What the task requires: Identify and reproduce every line holding the string "ffffff".

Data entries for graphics
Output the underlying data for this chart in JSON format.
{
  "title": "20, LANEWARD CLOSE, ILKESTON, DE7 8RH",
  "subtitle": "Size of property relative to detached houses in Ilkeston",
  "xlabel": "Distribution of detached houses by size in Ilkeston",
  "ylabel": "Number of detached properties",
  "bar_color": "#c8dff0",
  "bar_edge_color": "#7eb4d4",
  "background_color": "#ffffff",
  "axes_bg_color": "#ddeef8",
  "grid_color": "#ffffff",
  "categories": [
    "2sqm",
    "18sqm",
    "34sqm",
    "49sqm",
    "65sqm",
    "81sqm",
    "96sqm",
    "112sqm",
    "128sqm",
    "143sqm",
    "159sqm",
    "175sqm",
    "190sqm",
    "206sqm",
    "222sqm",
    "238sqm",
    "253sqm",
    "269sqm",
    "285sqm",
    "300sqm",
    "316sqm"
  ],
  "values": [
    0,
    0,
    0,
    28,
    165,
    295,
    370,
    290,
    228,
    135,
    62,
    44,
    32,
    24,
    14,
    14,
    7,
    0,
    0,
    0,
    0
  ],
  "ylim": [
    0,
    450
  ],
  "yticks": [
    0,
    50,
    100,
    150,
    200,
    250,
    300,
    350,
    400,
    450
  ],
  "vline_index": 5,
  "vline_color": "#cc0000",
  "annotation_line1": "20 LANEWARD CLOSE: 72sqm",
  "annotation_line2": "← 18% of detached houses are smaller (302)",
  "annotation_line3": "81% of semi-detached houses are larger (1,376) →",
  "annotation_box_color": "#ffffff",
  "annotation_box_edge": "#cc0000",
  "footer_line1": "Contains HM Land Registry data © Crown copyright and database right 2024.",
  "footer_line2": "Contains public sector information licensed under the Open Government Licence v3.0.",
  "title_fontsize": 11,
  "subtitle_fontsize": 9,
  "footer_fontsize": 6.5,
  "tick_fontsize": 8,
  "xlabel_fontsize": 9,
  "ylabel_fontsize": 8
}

Written solution:
  "background_color": "#ffffff",
  "grid_color": "#ffffff",
  "annotation_box_color": "#ffffff",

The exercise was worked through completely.